Material:
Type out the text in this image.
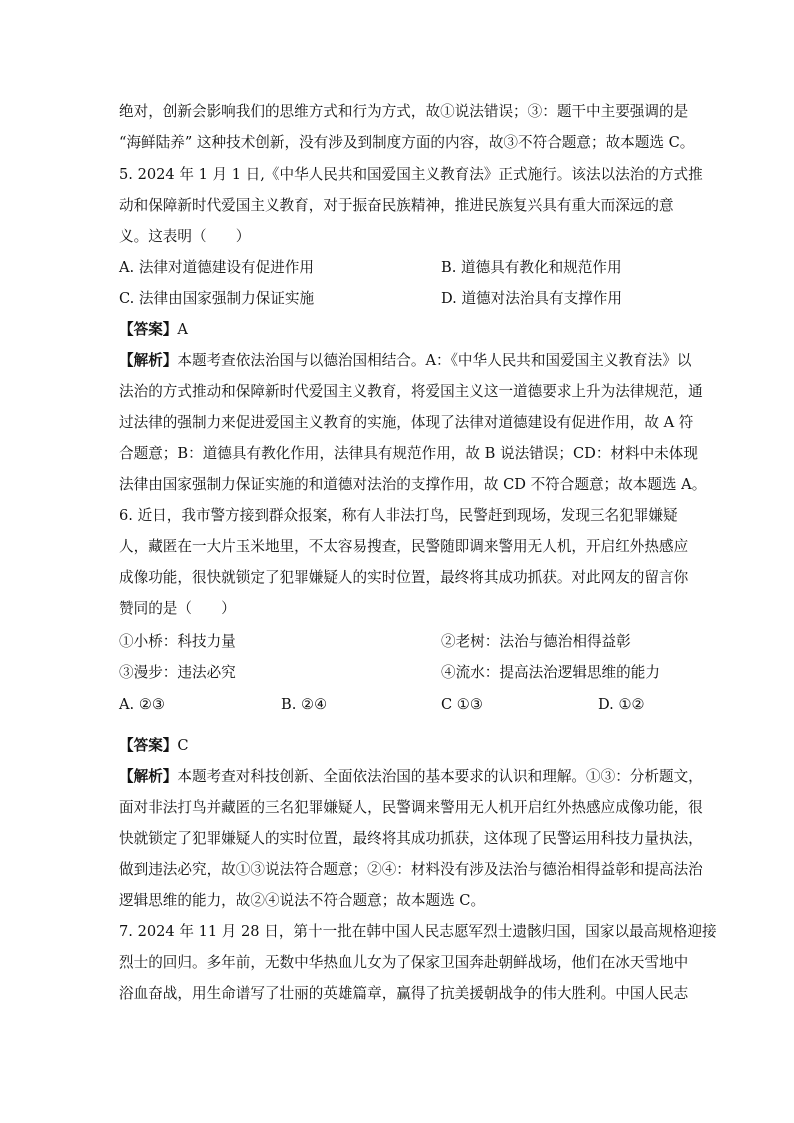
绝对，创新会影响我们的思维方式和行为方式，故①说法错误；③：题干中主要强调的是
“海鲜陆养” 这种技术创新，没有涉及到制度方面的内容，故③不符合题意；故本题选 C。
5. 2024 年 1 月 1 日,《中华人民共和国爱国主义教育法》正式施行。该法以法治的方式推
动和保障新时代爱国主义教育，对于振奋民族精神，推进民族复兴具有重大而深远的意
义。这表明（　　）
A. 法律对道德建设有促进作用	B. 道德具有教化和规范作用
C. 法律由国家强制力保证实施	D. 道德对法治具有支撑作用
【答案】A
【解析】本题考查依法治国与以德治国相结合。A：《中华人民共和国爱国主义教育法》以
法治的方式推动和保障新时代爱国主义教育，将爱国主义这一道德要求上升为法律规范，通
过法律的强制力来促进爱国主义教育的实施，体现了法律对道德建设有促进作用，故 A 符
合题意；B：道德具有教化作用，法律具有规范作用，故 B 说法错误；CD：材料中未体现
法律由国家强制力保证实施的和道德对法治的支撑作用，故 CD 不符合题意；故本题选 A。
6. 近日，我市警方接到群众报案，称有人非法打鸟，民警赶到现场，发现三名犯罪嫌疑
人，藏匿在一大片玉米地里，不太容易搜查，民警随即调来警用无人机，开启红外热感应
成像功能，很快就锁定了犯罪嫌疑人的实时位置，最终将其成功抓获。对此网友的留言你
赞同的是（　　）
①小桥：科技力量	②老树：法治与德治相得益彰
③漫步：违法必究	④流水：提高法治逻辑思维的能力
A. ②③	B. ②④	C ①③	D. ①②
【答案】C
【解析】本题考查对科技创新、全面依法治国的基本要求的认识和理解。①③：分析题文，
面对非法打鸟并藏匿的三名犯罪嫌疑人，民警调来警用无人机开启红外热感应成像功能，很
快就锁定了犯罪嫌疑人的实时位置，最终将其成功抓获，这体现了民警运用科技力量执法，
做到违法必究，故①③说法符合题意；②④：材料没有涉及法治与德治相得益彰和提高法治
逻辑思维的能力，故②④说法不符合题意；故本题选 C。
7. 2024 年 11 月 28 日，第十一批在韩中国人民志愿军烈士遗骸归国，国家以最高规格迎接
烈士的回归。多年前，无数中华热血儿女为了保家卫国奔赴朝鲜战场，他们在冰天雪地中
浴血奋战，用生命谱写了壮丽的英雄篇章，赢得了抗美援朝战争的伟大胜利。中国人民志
* * *
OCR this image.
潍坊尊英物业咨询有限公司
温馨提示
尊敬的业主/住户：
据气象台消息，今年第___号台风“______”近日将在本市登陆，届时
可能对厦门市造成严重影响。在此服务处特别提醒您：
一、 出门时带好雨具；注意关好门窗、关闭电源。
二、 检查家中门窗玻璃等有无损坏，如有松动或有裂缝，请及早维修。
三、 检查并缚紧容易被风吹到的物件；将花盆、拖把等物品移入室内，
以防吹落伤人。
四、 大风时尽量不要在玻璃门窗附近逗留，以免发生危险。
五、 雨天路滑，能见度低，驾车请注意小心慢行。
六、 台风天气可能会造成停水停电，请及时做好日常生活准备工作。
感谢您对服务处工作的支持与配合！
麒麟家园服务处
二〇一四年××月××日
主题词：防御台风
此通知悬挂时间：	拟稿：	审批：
---
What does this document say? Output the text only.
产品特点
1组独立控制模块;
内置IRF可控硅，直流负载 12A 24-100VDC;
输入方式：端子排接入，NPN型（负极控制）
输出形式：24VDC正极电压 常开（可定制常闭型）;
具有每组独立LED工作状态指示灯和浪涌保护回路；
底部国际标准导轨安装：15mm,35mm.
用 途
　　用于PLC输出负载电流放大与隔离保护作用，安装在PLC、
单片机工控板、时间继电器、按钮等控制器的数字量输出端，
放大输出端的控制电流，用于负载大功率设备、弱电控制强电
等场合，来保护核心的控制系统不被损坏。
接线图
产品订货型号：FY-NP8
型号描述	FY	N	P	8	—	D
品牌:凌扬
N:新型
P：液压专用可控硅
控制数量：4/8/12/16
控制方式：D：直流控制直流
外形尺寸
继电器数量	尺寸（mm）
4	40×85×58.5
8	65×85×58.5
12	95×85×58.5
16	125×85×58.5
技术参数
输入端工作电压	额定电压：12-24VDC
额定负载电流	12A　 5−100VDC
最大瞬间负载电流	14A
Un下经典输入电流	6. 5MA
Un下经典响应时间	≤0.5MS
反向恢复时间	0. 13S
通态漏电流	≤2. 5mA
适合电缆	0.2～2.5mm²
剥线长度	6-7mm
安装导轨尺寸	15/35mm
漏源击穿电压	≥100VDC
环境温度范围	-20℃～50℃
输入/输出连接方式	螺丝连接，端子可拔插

The exercise:
Show all lines from the records above where the word "image" occurs.

Completed task:
Type out the text in this image.
OCR this image.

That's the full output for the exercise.